## RECORD EXTRACTS
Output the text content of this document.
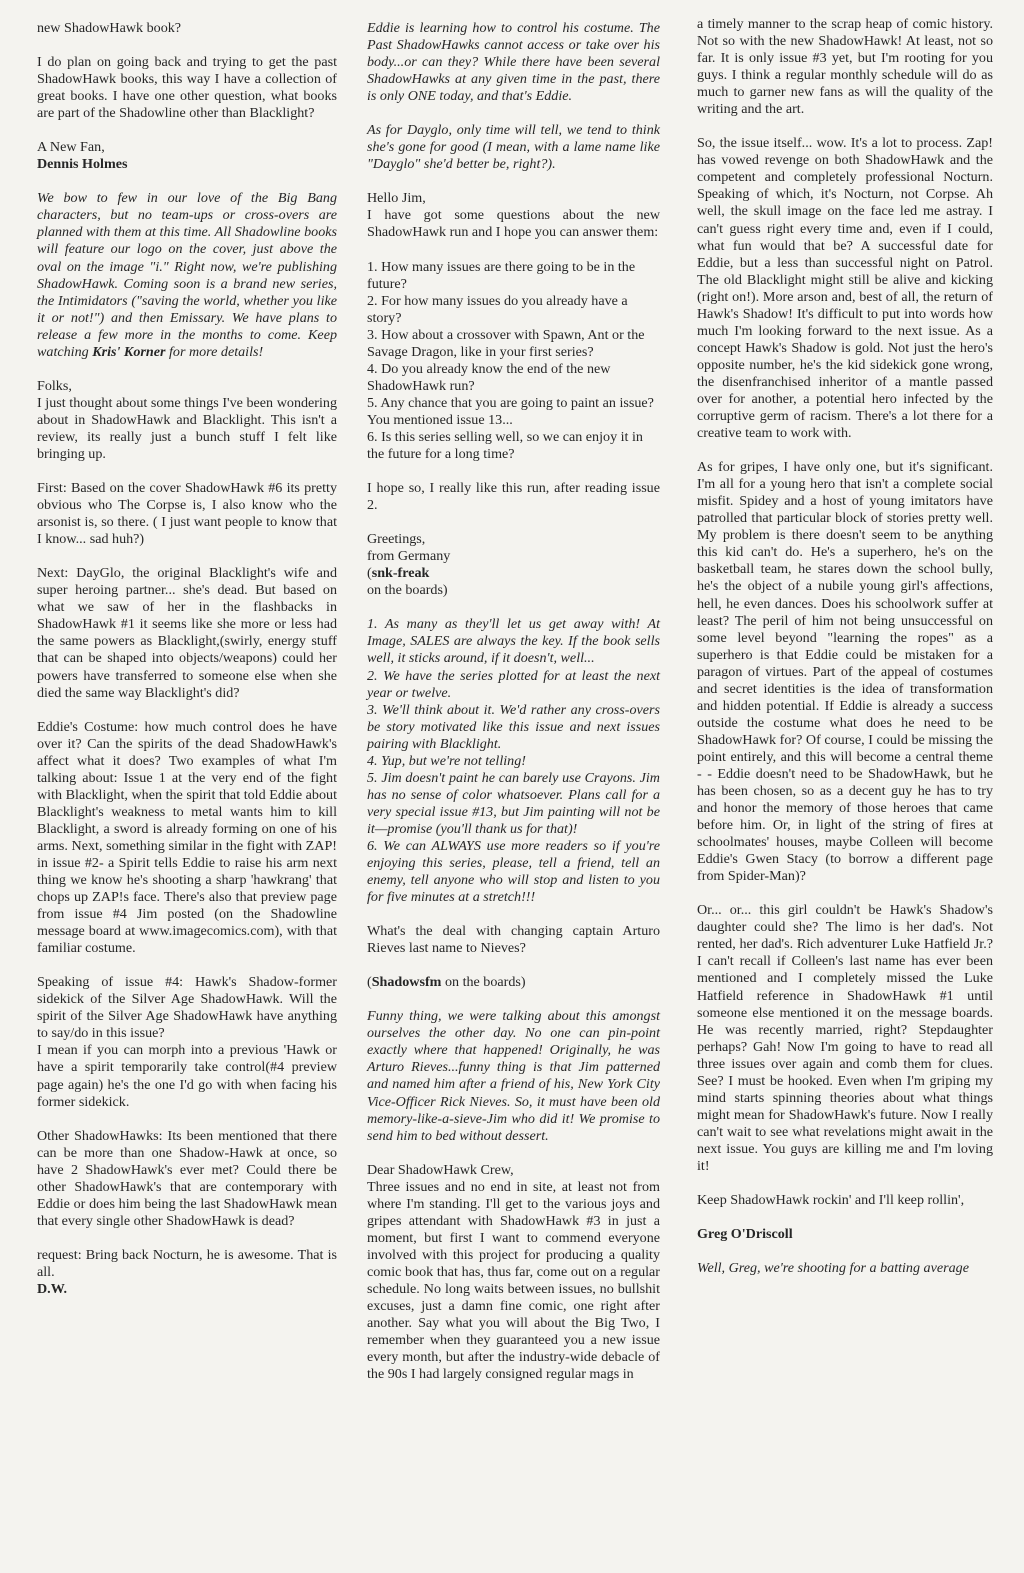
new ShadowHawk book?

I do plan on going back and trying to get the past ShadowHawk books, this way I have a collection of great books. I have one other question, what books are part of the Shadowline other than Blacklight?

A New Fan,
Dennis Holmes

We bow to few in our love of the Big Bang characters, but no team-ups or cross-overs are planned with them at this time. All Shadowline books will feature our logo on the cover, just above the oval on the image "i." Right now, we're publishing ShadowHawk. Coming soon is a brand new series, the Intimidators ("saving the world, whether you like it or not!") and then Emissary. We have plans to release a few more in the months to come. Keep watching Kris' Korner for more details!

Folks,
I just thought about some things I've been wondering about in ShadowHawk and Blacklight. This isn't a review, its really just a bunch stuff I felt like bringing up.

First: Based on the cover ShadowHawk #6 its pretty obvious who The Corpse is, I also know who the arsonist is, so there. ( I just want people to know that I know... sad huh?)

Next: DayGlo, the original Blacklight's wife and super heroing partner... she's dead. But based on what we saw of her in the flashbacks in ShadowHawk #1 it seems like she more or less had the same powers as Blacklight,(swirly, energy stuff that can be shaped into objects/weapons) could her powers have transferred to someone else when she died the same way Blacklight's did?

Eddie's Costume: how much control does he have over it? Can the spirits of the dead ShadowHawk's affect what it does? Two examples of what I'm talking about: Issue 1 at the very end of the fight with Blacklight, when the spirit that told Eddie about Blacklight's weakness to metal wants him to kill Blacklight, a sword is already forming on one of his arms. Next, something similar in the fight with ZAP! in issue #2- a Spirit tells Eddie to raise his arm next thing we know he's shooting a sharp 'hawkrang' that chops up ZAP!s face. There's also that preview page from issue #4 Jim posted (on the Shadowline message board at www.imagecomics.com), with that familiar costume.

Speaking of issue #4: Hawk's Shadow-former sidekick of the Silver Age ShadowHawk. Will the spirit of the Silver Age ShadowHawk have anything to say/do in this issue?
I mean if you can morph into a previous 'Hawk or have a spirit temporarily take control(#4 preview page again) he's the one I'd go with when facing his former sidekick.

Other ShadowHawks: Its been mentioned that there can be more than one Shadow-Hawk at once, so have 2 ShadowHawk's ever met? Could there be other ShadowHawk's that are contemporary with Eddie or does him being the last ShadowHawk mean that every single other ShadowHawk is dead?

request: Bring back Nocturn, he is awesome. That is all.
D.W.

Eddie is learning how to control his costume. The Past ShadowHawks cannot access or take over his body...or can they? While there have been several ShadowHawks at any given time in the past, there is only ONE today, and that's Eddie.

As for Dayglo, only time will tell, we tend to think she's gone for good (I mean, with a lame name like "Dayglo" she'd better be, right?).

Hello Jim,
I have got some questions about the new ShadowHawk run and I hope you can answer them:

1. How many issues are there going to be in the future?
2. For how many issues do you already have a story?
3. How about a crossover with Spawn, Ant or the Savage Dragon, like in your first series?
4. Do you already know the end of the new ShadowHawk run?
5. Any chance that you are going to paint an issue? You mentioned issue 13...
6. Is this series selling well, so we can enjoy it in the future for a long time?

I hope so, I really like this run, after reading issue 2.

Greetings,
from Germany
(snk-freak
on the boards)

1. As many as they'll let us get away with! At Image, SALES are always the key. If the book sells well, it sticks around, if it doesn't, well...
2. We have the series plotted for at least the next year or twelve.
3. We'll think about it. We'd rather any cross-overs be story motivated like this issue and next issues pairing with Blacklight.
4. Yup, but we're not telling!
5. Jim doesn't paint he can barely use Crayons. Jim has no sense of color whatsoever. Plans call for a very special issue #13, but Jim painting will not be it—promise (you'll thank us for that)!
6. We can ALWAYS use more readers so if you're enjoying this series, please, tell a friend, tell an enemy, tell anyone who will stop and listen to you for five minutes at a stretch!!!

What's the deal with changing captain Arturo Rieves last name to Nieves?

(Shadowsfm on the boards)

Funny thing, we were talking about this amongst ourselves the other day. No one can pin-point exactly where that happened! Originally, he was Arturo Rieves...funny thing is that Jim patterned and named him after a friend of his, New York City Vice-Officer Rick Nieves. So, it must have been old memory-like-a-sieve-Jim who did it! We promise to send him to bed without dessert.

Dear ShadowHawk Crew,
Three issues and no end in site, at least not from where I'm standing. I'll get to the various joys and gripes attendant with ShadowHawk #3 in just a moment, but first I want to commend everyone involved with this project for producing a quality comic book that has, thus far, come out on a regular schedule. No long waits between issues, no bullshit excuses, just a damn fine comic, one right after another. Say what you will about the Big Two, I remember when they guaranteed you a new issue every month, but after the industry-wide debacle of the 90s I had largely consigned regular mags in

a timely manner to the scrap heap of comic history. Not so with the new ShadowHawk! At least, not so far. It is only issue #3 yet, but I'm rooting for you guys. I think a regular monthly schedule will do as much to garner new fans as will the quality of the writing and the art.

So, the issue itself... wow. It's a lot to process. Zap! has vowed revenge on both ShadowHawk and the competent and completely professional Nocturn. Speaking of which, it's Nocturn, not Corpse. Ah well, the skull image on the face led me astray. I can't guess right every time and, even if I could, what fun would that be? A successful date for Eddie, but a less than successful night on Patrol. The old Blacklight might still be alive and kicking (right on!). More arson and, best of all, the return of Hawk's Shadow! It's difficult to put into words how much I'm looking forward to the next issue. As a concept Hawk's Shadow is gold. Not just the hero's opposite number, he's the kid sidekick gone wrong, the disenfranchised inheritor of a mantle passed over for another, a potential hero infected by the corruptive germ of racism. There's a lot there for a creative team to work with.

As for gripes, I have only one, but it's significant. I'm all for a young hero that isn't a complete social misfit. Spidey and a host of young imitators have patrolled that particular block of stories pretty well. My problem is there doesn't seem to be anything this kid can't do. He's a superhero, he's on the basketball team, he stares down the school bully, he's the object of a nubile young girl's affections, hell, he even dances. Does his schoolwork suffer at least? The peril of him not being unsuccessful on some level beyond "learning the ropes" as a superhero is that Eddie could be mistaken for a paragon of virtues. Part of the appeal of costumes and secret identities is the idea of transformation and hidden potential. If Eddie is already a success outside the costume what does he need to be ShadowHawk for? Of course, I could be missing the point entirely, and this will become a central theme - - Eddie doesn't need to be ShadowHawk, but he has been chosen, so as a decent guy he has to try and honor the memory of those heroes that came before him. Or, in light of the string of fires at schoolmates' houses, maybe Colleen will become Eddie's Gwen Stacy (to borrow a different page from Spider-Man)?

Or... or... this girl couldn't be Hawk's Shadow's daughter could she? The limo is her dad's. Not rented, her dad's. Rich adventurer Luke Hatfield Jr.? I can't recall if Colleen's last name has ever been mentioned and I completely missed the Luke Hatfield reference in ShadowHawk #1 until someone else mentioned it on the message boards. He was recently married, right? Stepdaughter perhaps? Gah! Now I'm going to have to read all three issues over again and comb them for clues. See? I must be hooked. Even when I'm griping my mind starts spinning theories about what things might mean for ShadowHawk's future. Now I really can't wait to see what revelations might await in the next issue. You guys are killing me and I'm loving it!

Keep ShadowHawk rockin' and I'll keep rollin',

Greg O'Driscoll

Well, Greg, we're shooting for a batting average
* * *
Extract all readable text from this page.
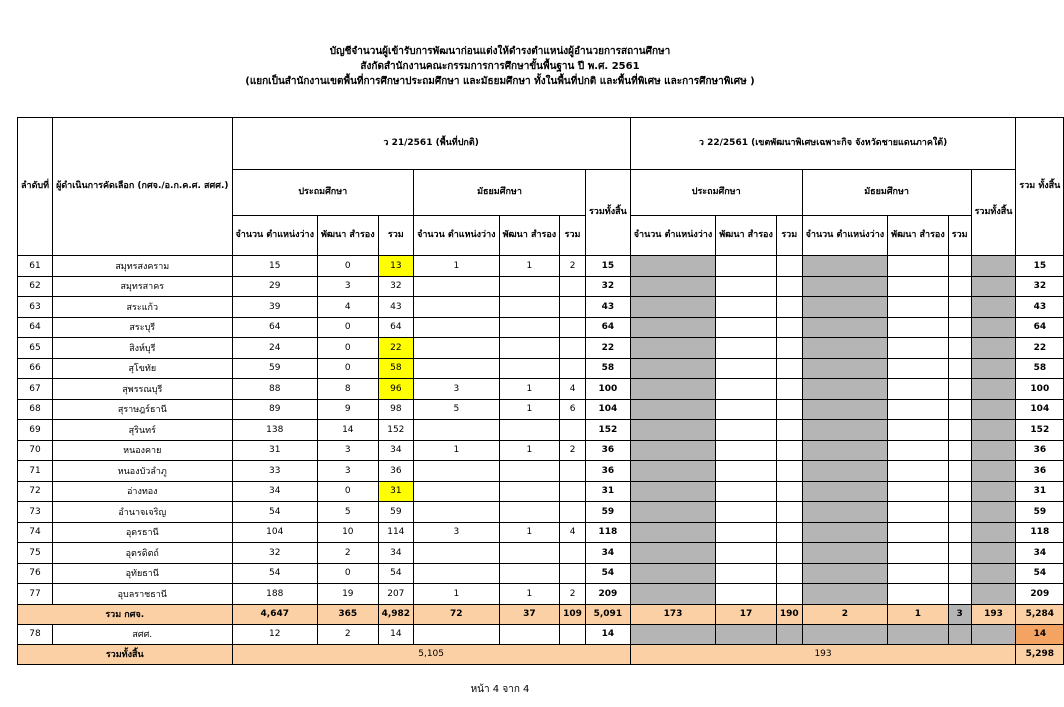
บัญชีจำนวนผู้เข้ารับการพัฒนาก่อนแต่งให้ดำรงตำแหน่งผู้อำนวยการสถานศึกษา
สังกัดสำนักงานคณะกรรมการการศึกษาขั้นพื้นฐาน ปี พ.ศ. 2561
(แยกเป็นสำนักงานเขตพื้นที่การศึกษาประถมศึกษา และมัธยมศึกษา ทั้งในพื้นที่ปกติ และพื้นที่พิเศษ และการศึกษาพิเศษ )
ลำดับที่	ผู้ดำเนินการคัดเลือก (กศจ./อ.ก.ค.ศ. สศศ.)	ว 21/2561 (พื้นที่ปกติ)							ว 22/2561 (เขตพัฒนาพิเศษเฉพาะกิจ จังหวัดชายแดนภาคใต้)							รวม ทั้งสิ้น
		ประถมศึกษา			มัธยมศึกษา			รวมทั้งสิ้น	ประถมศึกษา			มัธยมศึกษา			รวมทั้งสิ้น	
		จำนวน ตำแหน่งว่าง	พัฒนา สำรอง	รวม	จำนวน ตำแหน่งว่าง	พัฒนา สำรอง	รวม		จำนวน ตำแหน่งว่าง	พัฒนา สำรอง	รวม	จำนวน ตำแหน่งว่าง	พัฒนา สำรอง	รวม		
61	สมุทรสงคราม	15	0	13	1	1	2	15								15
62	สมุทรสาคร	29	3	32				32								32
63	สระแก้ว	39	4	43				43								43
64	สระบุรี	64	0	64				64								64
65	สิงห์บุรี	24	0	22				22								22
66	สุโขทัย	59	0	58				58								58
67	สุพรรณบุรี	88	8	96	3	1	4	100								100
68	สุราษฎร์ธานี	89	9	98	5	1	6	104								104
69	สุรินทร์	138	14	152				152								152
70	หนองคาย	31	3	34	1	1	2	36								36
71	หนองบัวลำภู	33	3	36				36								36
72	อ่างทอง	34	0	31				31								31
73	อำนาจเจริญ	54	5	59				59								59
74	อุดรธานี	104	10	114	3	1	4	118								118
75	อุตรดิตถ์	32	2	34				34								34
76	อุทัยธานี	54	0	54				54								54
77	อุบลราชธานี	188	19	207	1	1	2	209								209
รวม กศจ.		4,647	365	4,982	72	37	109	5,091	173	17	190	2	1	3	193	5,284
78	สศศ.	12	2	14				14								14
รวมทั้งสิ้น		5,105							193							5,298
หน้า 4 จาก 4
* * *
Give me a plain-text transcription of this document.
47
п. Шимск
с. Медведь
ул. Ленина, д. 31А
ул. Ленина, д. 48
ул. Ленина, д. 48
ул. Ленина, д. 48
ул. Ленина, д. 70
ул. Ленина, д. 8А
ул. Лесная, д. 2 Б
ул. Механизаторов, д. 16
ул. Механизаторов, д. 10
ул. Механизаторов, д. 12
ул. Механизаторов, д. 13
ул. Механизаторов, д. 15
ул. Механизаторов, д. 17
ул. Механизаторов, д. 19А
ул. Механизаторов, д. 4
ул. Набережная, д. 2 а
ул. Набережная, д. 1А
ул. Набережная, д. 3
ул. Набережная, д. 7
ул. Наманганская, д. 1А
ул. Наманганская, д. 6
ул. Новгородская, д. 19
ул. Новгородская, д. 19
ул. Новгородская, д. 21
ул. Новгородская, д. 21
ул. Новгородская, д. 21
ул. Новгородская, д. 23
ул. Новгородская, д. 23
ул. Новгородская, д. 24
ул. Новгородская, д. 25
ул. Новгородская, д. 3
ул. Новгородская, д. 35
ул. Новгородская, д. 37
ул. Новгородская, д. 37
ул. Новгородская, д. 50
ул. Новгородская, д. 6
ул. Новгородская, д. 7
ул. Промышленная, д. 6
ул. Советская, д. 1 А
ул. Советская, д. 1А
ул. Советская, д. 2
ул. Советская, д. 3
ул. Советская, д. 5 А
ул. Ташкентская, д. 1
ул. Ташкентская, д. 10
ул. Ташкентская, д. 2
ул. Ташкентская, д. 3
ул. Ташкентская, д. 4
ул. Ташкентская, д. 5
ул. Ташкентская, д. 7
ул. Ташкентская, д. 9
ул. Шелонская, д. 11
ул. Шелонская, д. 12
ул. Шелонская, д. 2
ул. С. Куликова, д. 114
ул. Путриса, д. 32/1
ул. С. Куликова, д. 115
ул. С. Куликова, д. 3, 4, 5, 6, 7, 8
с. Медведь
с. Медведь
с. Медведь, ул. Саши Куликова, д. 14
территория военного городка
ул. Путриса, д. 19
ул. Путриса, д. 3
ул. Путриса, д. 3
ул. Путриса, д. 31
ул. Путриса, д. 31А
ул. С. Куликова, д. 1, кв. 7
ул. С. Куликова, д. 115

## AIM
Where a line of the entries contains the word "friend", copy that line.

## SOLUTION TO THIS PROBLEM
6. We can ALWAYS use more readers so if you're enjoying this series, please, tell a friend, tell an enemy, tell anyone who will stop and listen to you for five minutes at a stretch!!!
Funny thing, we were talking about this amongst ourselves the other day. No one can pin-point exactly where that happened! Originally, he was Arturo Rieves...funny thing is that Jim patterned and named him after a friend of his, New York City Vice-Officer Rick Nieves. So, it must have been old memory-like-a-sieve-Jim who did it! We promise to send him to bed without dessert.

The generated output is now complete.